--- Start Records shown ---
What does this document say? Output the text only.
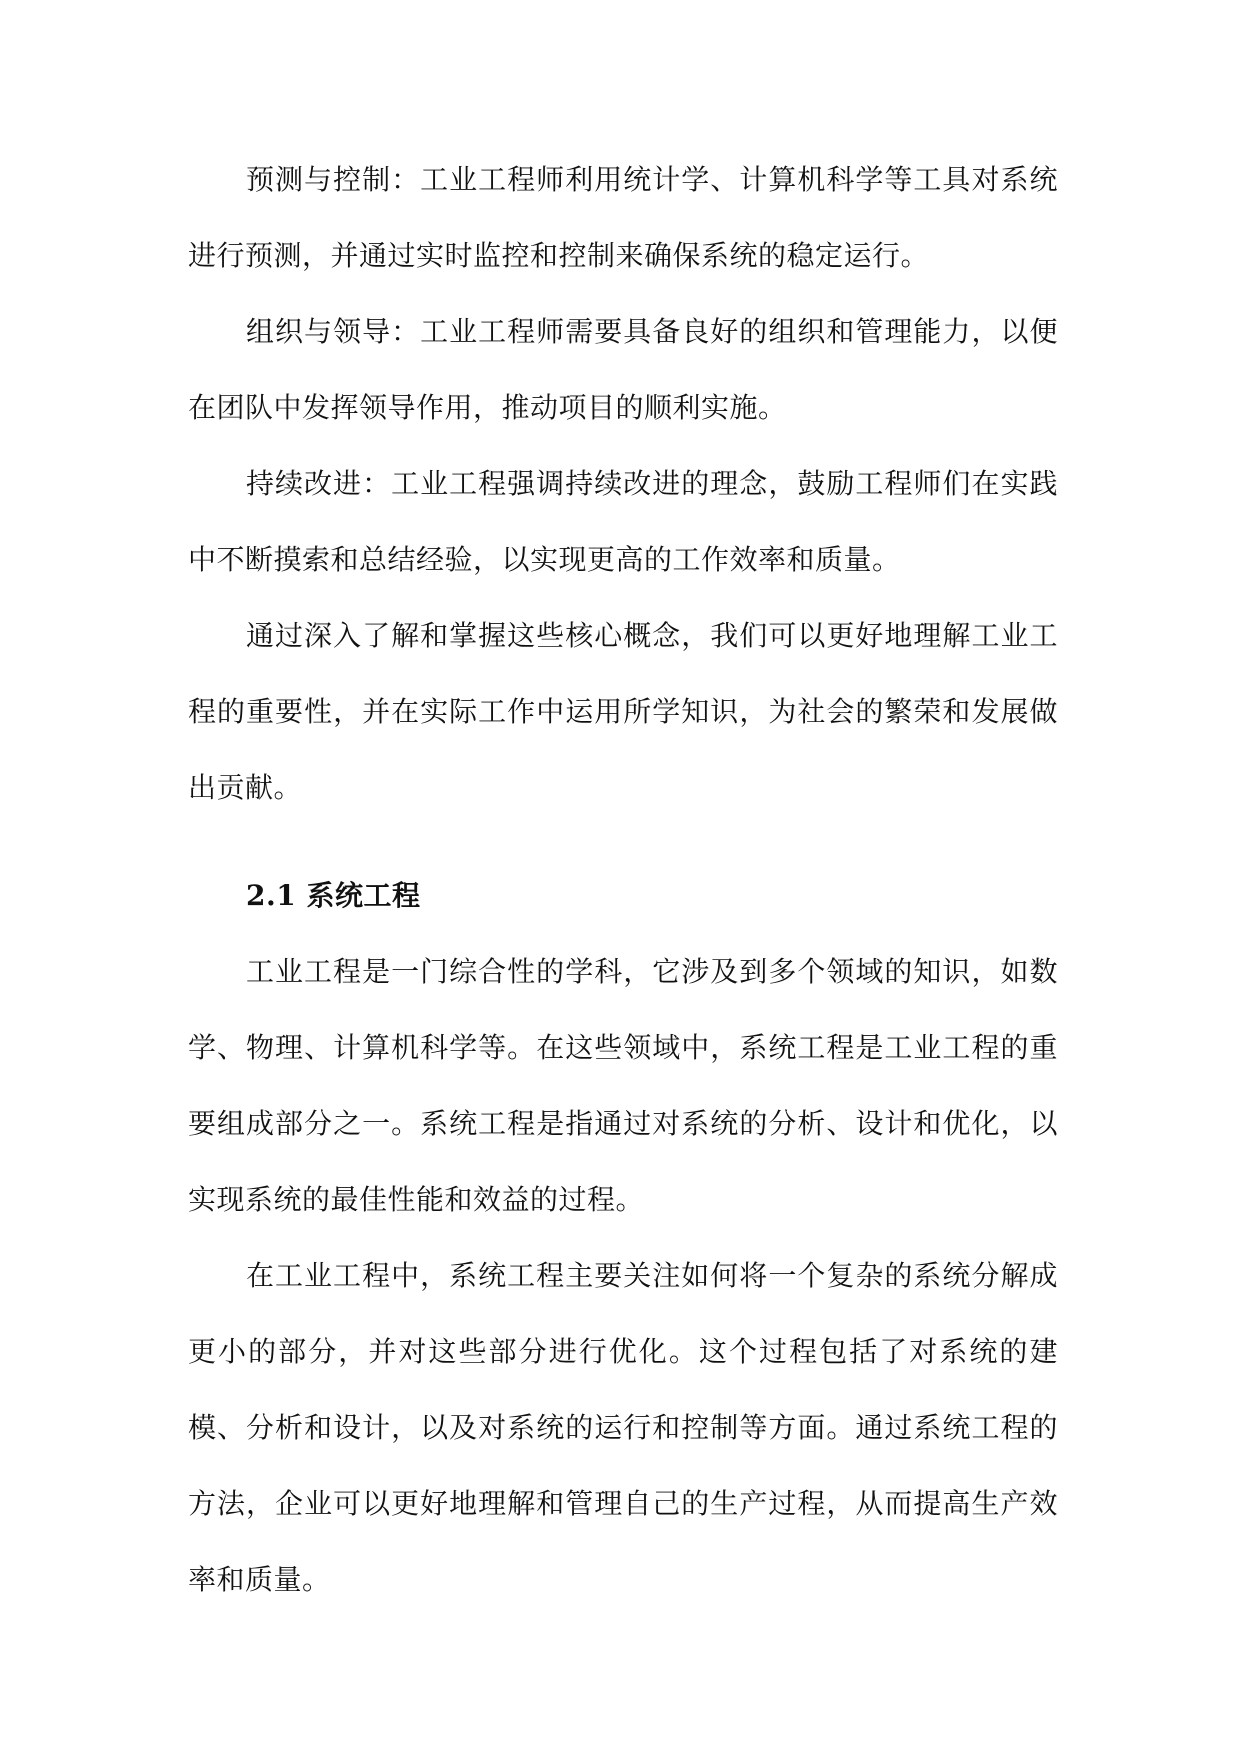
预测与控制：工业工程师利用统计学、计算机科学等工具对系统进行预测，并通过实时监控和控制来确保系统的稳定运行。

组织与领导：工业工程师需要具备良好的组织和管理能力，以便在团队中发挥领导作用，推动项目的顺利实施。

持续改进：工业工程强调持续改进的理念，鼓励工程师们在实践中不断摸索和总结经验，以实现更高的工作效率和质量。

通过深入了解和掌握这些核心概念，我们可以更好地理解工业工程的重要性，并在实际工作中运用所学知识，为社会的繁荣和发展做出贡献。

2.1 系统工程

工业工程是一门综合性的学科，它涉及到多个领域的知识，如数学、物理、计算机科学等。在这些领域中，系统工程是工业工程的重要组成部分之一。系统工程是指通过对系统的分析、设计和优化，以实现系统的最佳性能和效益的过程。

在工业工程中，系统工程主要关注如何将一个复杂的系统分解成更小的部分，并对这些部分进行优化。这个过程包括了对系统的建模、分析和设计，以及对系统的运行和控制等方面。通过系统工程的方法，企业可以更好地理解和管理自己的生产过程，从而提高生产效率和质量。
--- End Records shown ---
Write out the listing word for word, omitting the pictures it holds.

What does this document say? Output the text only.
预测与控制：工业工程师利用统计学、计算机科学等工具对系统进行预测，并通过实时监控和控制来确保系统的稳定运行。

组织与领导：工业工程师需要具备良好的组织和管理能力，以便在团队中发挥领导作用，推动项目的顺利实施。

持续改进：工业工程强调持续改进的理念，鼓励工程师们在实践中不断摸索和总结经验，以实现更高的工作效率和质量。

通过深入了解和掌握这些核心概念，我们可以更好地理解工业工程的重要性，并在实际工作中运用所学知识，为社会的繁荣和发展做出贡献。

2.1 系统工程

工业工程是一门综合性的学科，它涉及到多个领域的知识，如数学、物理、计算机科学等。在这些领域中，系统工程是工业工程的重要组成部分之一。系统工程是指通过对系统的分析、设计和优化，以实现系统的最佳性能和效益的过程。

在工业工程中，系统工程主要关注如何将一个复杂的系统分解成更小的部分，并对这些部分进行优化。这个过程包括了对系统的建模、分析和设计，以及对系统的运行和控制等方面。通过系统工程的方法，企业可以更好地理解和管理自己的生产过程，从而提高生产效率和质量。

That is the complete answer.